> **PROBLEM REQUIREMENTS**
Every line below that contains "built" is to be copied.

> **DATA EXTRACT**
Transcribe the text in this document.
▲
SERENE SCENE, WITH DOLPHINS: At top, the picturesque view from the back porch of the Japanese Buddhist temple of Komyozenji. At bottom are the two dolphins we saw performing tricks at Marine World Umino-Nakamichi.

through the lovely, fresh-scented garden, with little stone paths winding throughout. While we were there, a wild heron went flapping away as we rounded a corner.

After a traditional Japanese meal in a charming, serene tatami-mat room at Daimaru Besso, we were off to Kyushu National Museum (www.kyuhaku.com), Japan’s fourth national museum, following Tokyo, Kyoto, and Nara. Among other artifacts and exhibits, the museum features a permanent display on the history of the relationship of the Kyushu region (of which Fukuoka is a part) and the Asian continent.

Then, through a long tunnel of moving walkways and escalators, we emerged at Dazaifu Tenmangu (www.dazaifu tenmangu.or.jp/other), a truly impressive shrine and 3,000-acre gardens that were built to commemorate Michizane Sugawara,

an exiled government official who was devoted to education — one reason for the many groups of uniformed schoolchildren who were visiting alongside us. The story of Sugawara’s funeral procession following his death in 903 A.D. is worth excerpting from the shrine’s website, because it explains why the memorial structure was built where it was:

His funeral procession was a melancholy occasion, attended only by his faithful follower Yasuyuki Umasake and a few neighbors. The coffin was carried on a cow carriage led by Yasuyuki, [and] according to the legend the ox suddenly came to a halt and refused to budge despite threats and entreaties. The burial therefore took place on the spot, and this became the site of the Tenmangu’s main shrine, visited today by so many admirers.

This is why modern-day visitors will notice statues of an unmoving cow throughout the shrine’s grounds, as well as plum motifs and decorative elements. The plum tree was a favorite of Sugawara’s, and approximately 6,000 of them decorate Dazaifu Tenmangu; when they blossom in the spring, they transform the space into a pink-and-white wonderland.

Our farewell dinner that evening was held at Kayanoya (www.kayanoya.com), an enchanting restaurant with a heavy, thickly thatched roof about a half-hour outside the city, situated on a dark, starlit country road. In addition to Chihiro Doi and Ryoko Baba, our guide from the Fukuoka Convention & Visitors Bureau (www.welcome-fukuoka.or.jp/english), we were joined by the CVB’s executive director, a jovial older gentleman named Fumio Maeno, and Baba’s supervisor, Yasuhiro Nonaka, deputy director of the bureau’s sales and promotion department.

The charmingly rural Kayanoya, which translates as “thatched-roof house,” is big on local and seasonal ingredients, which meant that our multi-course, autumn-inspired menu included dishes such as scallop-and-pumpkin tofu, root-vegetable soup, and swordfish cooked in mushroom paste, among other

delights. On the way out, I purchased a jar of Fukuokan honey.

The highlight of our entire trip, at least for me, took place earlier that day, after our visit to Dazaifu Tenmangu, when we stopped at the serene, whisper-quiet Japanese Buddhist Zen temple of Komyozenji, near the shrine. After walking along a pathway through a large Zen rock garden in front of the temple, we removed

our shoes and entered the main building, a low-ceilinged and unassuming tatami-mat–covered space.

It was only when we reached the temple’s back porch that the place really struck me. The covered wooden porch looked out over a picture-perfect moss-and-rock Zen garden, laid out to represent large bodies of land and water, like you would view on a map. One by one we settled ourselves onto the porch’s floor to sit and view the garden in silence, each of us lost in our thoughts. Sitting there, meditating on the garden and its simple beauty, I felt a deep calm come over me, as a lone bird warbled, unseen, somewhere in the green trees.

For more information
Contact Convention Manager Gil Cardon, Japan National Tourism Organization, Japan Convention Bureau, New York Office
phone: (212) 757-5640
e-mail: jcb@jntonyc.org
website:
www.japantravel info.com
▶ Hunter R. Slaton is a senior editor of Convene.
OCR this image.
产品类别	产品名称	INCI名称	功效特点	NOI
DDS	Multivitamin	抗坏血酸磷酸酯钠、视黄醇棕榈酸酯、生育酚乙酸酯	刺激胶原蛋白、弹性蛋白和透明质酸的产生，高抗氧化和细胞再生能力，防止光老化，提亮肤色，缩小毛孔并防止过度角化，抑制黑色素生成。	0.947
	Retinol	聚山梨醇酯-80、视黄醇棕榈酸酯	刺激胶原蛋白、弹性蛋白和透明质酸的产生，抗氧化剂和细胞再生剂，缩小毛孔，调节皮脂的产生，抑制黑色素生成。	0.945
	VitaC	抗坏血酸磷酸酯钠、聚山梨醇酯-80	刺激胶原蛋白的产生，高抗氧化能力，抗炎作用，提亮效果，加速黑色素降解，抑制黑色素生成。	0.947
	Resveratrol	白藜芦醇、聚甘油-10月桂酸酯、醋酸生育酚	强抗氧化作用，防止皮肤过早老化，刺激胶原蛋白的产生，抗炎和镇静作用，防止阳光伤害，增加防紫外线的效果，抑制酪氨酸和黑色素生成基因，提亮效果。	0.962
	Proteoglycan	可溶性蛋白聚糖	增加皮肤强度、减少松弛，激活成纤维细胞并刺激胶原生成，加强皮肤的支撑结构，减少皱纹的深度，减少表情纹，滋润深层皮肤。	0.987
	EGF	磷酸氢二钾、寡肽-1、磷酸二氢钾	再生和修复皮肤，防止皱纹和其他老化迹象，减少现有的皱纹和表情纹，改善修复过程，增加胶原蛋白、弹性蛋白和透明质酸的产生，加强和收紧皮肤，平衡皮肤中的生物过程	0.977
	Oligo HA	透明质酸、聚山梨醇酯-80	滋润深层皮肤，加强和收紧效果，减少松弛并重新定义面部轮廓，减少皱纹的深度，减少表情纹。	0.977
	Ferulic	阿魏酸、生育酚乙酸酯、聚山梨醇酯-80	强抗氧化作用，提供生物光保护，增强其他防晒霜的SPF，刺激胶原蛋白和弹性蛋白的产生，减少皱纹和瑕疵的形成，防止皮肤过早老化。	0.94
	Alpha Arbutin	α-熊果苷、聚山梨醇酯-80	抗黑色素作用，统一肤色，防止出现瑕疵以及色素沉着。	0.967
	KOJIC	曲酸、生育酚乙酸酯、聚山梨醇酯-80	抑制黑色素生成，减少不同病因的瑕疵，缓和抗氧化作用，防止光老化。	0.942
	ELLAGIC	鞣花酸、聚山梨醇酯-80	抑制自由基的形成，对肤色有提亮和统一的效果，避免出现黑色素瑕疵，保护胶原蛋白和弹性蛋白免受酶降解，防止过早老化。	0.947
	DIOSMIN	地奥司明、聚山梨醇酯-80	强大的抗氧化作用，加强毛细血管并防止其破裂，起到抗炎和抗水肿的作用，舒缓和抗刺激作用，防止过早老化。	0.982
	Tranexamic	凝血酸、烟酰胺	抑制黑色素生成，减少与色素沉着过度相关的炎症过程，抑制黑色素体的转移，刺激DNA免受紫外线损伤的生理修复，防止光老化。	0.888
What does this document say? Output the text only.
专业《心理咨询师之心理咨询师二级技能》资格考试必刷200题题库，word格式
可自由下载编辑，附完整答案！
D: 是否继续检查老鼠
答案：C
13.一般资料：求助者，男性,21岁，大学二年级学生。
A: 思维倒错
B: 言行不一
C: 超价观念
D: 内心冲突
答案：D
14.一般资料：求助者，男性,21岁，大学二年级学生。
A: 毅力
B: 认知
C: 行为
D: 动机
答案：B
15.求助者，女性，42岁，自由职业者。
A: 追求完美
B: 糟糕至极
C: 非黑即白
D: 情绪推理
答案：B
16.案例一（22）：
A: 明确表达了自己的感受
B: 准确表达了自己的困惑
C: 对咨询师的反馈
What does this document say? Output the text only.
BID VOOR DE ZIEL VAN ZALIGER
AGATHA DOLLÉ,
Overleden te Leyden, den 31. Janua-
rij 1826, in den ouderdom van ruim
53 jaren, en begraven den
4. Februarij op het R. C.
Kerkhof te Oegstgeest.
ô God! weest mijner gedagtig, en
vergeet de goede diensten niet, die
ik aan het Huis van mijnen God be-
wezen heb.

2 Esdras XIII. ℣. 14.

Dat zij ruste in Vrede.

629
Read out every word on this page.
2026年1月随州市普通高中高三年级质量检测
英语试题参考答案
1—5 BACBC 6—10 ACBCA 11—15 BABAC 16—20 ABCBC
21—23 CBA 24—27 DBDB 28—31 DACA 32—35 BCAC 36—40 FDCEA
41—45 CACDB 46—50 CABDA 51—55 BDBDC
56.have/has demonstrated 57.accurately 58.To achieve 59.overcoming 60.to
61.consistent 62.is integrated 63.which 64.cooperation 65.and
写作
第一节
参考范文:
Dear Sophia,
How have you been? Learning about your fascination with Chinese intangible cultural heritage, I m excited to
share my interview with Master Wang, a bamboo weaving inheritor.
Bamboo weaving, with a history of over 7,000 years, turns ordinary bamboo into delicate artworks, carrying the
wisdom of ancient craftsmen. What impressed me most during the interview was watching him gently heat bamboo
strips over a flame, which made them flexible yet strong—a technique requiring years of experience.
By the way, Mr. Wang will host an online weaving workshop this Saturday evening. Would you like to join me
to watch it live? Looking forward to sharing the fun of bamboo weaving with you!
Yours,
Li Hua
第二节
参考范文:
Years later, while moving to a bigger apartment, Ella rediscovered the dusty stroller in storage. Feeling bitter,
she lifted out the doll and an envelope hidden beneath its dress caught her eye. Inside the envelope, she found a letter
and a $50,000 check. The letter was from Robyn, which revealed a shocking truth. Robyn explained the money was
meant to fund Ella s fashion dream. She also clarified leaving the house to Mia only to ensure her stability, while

> **ANSWER BELOW**
Then, through a long tunnel of moving walkways and escalators, we emerged at Dazaifu Tenmangu (www.dazaifu tenmangu.or.jp/other), a truly impressive shrine and 3,000-acre gardens that were built to commemorate Michizane Sugawara,
an exiled government official who was devoted to education — one reason for the many groups of uniformed schoolchildren who were visiting alongside us. The story of Sugawara’s funeral procession following his death in 903 A.D. is worth excerpting from the shrine’s website, because it explains why the memorial structure was built where it was:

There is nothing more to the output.